Chart and figure data:

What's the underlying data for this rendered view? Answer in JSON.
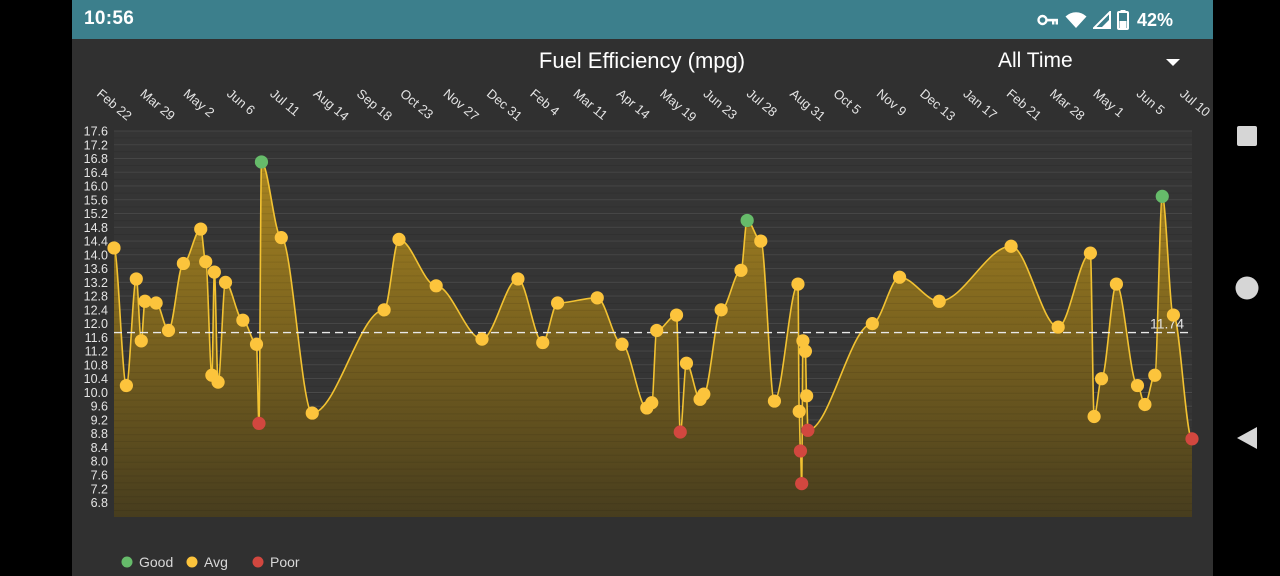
{
  "status_bar": {
    "time": "10:56",
    "battery_percent": "42%",
    "icons": [
      "vpn-key-icon",
      "wifi-icon",
      "cell-signal-icon",
      "battery-icon"
    ],
    "color": "#3c7f8c"
  },
  "chart_header": {
    "title": "Fuel Efficiency (mpg)",
    "range_selector": "All Time"
  },
  "legend": [
    {
      "label": "Good",
      "color": "#66bb6a"
    },
    {
      "label": "Avg",
      "color": "#fcc43c"
    },
    {
      "label": "Poor",
      "color": "#d2473f"
    }
  ],
  "nav_bar": {
    "icons": [
      "recents-square-icon",
      "home-circle-icon",
      "back-triangle-icon"
    ]
  },
  "chart_data": {
    "type": "line",
    "title": "Fuel Efficiency (mpg)",
    "x_tick_labels": [
      "Feb 22",
      "Mar 29",
      "May 2",
      "Jun 6",
      "Jul 11",
      "Aug 14",
      "Sep 18",
      "Oct 23",
      "Nov 27",
      "Dec 31",
      "Feb 4",
      "Mar 11",
      "Apr 14",
      "May 19",
      "Jun 23",
      "Jul 28",
      "Aug 31",
      "Oct 5",
      "Nov 9",
      "Dec 13",
      "Jan 17",
      "Feb 21",
      "Mar 28",
      "May 1",
      "Jun 5",
      "Jul 10"
    ],
    "y_ticks": [
      6.8,
      7.2,
      7.6,
      8.0,
      8.4,
      8.8,
      9.2,
      9.6,
      10.0,
      10.4,
      10.8,
      11.2,
      11.6,
      12.0,
      12.4,
      12.8,
      13.2,
      13.6,
      14.0,
      14.4,
      14.8,
      15.2,
      15.6,
      16.0,
      16.4,
      16.8,
      17.2,
      17.6
    ],
    "ylim": [
      6.4,
      17.6
    ],
    "average": 11.74,
    "average_label": "11.74",
    "grid": true,
    "legend_position": "bottom-left",
    "colors": {
      "good": "#66bb6a",
      "avg": "#fcc43c",
      "poor": "#d2473f",
      "line": "#f2c232",
      "fill_top": "#a98520",
      "fill_bottom": "#473d1e"
    },
    "points": [
      {
        "x": 0.0,
        "y": 14.2,
        "rating": "avg"
      },
      {
        "x": 0.5,
        "y": 10.2,
        "rating": "avg"
      },
      {
        "x": 0.9,
        "y": 13.3,
        "rating": "avg"
      },
      {
        "x": 1.1,
        "y": 11.5,
        "rating": "avg"
      },
      {
        "x": 1.25,
        "y": 12.65,
        "rating": "avg"
      },
      {
        "x": 1.7,
        "y": 12.6,
        "rating": "avg"
      },
      {
        "x": 2.2,
        "y": 11.8,
        "rating": "avg"
      },
      {
        "x": 2.8,
        "y": 13.75,
        "rating": "avg"
      },
      {
        "x": 3.5,
        "y": 14.75,
        "rating": "avg"
      },
      {
        "x": 3.7,
        "y": 13.8,
        "rating": "avg"
      },
      {
        "x": 3.95,
        "y": 10.5,
        "rating": "avg"
      },
      {
        "x": 4.05,
        "y": 13.5,
        "rating": "avg"
      },
      {
        "x": 4.2,
        "y": 10.3,
        "rating": "avg"
      },
      {
        "x": 4.5,
        "y": 13.2,
        "rating": "avg"
      },
      {
        "x": 5.2,
        "y": 12.1,
        "rating": "avg"
      },
      {
        "x": 5.75,
        "y": 11.4,
        "rating": "avg"
      },
      {
        "x": 5.85,
        "y": 9.1,
        "rating": "poor"
      },
      {
        "x": 5.95,
        "y": 16.7,
        "rating": "good"
      },
      {
        "x": 6.75,
        "y": 14.5,
        "rating": "avg"
      },
      {
        "x": 8.0,
        "y": 9.4,
        "rating": "avg"
      },
      {
        "x": 10.9,
        "y": 12.4,
        "rating": "avg"
      },
      {
        "x": 11.5,
        "y": 14.45,
        "rating": "avg"
      },
      {
        "x": 13.0,
        "y": 13.1,
        "rating": "avg"
      },
      {
        "x": 14.85,
        "y": 11.55,
        "rating": "avg"
      },
      {
        "x": 16.3,
        "y": 13.3,
        "rating": "avg"
      },
      {
        "x": 17.3,
        "y": 11.45,
        "rating": "avg"
      },
      {
        "x": 17.9,
        "y": 12.6,
        "rating": "avg"
      },
      {
        "x": 19.5,
        "y": 12.75,
        "rating": "avg"
      },
      {
        "x": 20.5,
        "y": 11.4,
        "rating": "avg"
      },
      {
        "x": 21.5,
        "y": 9.55,
        "rating": "avg"
      },
      {
        "x": 21.7,
        "y": 9.7,
        "rating": "avg"
      },
      {
        "x": 21.9,
        "y": 11.8,
        "rating": "avg"
      },
      {
        "x": 22.7,
        "y": 12.25,
        "rating": "avg"
      },
      {
        "x": 22.85,
        "y": 8.85,
        "rating": "poor"
      },
      {
        "x": 23.1,
        "y": 10.85,
        "rating": "avg"
      },
      {
        "x": 23.65,
        "y": 9.8,
        "rating": "avg"
      },
      {
        "x": 23.8,
        "y": 9.95,
        "rating": "avg"
      },
      {
        "x": 24.5,
        "y": 12.4,
        "rating": "avg"
      },
      {
        "x": 25.3,
        "y": 13.55,
        "rating": "avg"
      },
      {
        "x": 25.55,
        "y": 15.0,
        "rating": "good"
      },
      {
        "x": 26.1,
        "y": 14.4,
        "rating": "avg"
      },
      {
        "x": 26.65,
        "y": 9.75,
        "rating": "avg"
      },
      {
        "x": 27.6,
        "y": 13.15,
        "rating": "avg"
      },
      {
        "x": 27.65,
        "y": 9.45,
        "rating": "avg"
      },
      {
        "x": 27.7,
        "y": 8.3,
        "rating": "poor"
      },
      {
        "x": 27.75,
        "y": 7.35,
        "rating": "poor"
      },
      {
        "x": 27.8,
        "y": 11.5,
        "rating": "avg"
      },
      {
        "x": 27.9,
        "y": 11.2,
        "rating": "avg"
      },
      {
        "x": 27.95,
        "y": 9.9,
        "rating": "avg"
      },
      {
        "x": 28.0,
        "y": 8.9,
        "rating": "poor"
      },
      {
        "x": 30.6,
        "y": 12.0,
        "rating": "avg"
      },
      {
        "x": 31.7,
        "y": 13.35,
        "rating": "avg"
      },
      {
        "x": 33.3,
        "y": 12.65,
        "rating": "avg"
      },
      {
        "x": 36.2,
        "y": 14.25,
        "rating": "avg"
      },
      {
        "x": 38.1,
        "y": 11.9,
        "rating": "avg"
      },
      {
        "x": 39.4,
        "y": 14.05,
        "rating": "avg"
      },
      {
        "x": 39.55,
        "y": 9.3,
        "rating": "avg"
      },
      {
        "x": 39.85,
        "y": 10.4,
        "rating": "avg"
      },
      {
        "x": 40.45,
        "y": 13.15,
        "rating": "avg"
      },
      {
        "x": 41.3,
        "y": 10.2,
        "rating": "avg"
      },
      {
        "x": 41.6,
        "y": 9.65,
        "rating": "avg"
      },
      {
        "x": 42.0,
        "y": 10.5,
        "rating": "avg"
      },
      {
        "x": 42.3,
        "y": 15.7,
        "rating": "good"
      },
      {
        "x": 42.75,
        "y": 12.25,
        "rating": "avg"
      },
      {
        "x": 43.5,
        "y": 8.65,
        "rating": "poor"
      }
    ]
  }
}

=== Task goal ===
All of the records need repeating exactly, except for the pictures.

=== Response below ===
What's the underlying data for this rendered view? Answer in JSON.
{
  "status_bar": {
    "time": "10:56",
    "battery_percent": "42%",
    "icons": [
      "vpn-key-icon",
      "wifi-icon",
      "cell-signal-icon",
      "battery-icon"
    ],
    "color": "#3c7f8c"
  },
  "chart_header": {
    "title": "Fuel Efficiency (mpg)",
    "range_selector": "All Time"
  },
  "legend": [
    {
      "label": "Good",
      "color": "#66bb6a"
    },
    {
      "label": "Avg",
      "color": "#fcc43c"
    },
    {
      "label": "Poor",
      "color": "#d2473f"
    }
  ],
  "nav_bar": {
    "icons": [
      "recents-square-icon",
      "home-circle-icon",
      "back-triangle-icon"
    ]
  },
  "chart_data": {
    "type": "line",
    "title": "Fuel Efficiency (mpg)",
    "x_tick_labels": [
      "Feb 22",
      "Mar 29",
      "May 2",
      "Jun 6",
      "Jul 11",
      "Aug 14",
      "Sep 18",
      "Oct 23",
      "Nov 27",
      "Dec 31",
      "Feb 4",
      "Mar 11",
      "Apr 14",
      "May 19",
      "Jun 23",
      "Jul 28",
      "Aug 31",
      "Oct 5",
      "Nov 9",
      "Dec 13",
      "Jan 17",
      "Feb 21",
      "Mar 28",
      "May 1",
      "Jun 5",
      "Jul 10"
    ],
    "y_ticks": [
      6.8,
      7.2,
      7.6,
      8.0,
      8.4,
      8.8,
      9.2,
      9.6,
      10.0,
      10.4,
      10.8,
      11.2,
      11.6,
      12.0,
      12.4,
      12.8,
      13.2,
      13.6,
      14.0,
      14.4,
      14.8,
      15.2,
      15.6,
      16.0,
      16.4,
      16.8,
      17.2,
      17.6
    ],
    "ylim": [
      6.4,
      17.6
    ],
    "average": 11.74,
    "average_label": "11.74",
    "grid": true,
    "legend_position": "bottom-left",
    "colors": {
      "good": "#66bb6a",
      "avg": "#fcc43c",
      "poor": "#d2473f",
      "line": "#f2c232",
      "fill_top": "#a98520",
      "fill_bottom": "#473d1e"
    },
    "points": [
      {
        "x": 0.0,
        "y": 14.2,
        "rating": "avg"
      },
      {
        "x": 0.5,
        "y": 10.2,
        "rating": "avg"
      },
      {
        "x": 0.9,
        "y": 13.3,
        "rating": "avg"
      },
      {
        "x": 1.1,
        "y": 11.5,
        "rating": "avg"
      },
      {
        "x": 1.25,
        "y": 12.65,
        "rating": "avg"
      },
      {
        "x": 1.7,
        "y": 12.6,
        "rating": "avg"
      },
      {
        "x": 2.2,
        "y": 11.8,
        "rating": "avg"
      },
      {
        "x": 2.8,
        "y": 13.75,
        "rating": "avg"
      },
      {
        "x": 3.5,
        "y": 14.75,
        "rating": "avg"
      },
      {
        "x": 3.7,
        "y": 13.8,
        "rating": "avg"
      },
      {
        "x": 3.95,
        "y": 10.5,
        "rating": "avg"
      },
      {
        "x": 4.05,
        "y": 13.5,
        "rating": "avg"
      },
      {
        "x": 4.2,
        "y": 10.3,
        "rating": "avg"
      },
      {
        "x": 4.5,
        "y": 13.2,
        "rating": "avg"
      },
      {
        "x": 5.2,
        "y": 12.1,
        "rating": "avg"
      },
      {
        "x": 5.75,
        "y": 11.4,
        "rating": "avg"
      },
      {
        "x": 5.85,
        "y": 9.1,
        "rating": "poor"
      },
      {
        "x": 5.95,
        "y": 16.7,
        "rating": "good"
      },
      {
        "x": 6.75,
        "y": 14.5,
        "rating": "avg"
      },
      {
        "x": 8.0,
        "y": 9.4,
        "rating": "avg"
      },
      {
        "x": 10.9,
        "y": 12.4,
        "rating": "avg"
      },
      {
        "x": 11.5,
        "y": 14.45,
        "rating": "avg"
      },
      {
        "x": 13.0,
        "y": 13.1,
        "rating": "avg"
      },
      {
        "x": 14.85,
        "y": 11.55,
        "rating": "avg"
      },
      {
        "x": 16.3,
        "y": 13.3,
        "rating": "avg"
      },
      {
        "x": 17.3,
        "y": 11.45,
        "rating": "avg"
      },
      {
        "x": 17.9,
        "y": 12.6,
        "rating": "avg"
      },
      {
        "x": 19.5,
        "y": 12.75,
        "rating": "avg"
      },
      {
        "x": 20.5,
        "y": 11.4,
        "rating": "avg"
      },
      {
        "x": 21.5,
        "y": 9.55,
        "rating": "avg"
      },
      {
        "x": 21.7,
        "y": 9.7,
        "rating": "avg"
      },
      {
        "x": 21.9,
        "y": 11.8,
        "rating": "avg"
      },
      {
        "x": 22.7,
        "y": 12.25,
        "rating": "avg"
      },
      {
        "x": 22.85,
        "y": 8.85,
        "rating": "poor"
      },
      {
        "x": 23.1,
        "y": 10.85,
        "rating": "avg"
      },
      {
        "x": 23.65,
        "y": 9.8,
        "rating": "avg"
      },
      {
        "x": 23.8,
        "y": 9.95,
        "rating": "avg"
      },
      {
        "x": 24.5,
        "y": 12.4,
        "rating": "avg"
      },
      {
        "x": 25.3,
        "y": 13.55,
        "rating": "avg"
      },
      {
        "x": 25.55,
        "y": 15.0,
        "rating": "good"
      },
      {
        "x": 26.1,
        "y": 14.4,
        "rating": "avg"
      },
      {
        "x": 26.65,
        "y": 9.75,
        "rating": "avg"
      },
      {
        "x": 27.6,
        "y": 13.15,
        "rating": "avg"
      },
      {
        "x": 27.65,
        "y": 9.45,
        "rating": "avg"
      },
      {
        "x": 27.7,
        "y": 8.3,
        "rating": "poor"
      },
      {
        "x": 27.75,
        "y": 7.35,
        "rating": "poor"
      },
      {
        "x": 27.8,
        "y": 11.5,
        "rating": "avg"
      },
      {
        "x": 27.9,
        "y": 11.2,
        "rating": "avg"
      },
      {
        "x": 27.95,
        "y": 9.9,
        "rating": "avg"
      },
      {
        "x": 28.0,
        "y": 8.9,
        "rating": "poor"
      },
      {
        "x": 30.6,
        "y": 12.0,
        "rating": "avg"
      },
      {
        "x": 31.7,
        "y": 13.35,
        "rating": "avg"
      },
      {
        "x": 33.3,
        "y": 12.65,
        "rating": "avg"
      },
      {
        "x": 36.2,
        "y": 14.25,
        "rating": "avg"
      },
      {
        "x": 38.1,
        "y": 11.9,
        "rating": "avg"
      },
      {
        "x": 39.4,
        "y": 14.05,
        "rating": "avg"
      },
      {
        "x": 39.55,
        "y": 9.3,
        "rating": "avg"
      },
      {
        "x": 39.85,
        "y": 10.4,
        "rating": "avg"
      },
      {
        "x": 40.45,
        "y": 13.15,
        "rating": "avg"
      },
      {
        "x": 41.3,
        "y": 10.2,
        "rating": "avg"
      },
      {
        "x": 41.6,
        "y": 9.65,
        "rating": "avg"
      },
      {
        "x": 42.0,
        "y": 10.5,
        "rating": "avg"
      },
      {
        "x": 42.3,
        "y": 15.7,
        "rating": "good"
      },
      {
        "x": 42.75,
        "y": 12.25,
        "rating": "avg"
      },
      {
        "x": 43.5,
        "y": 8.65,
        "rating": "poor"
      }
    ]
  }
}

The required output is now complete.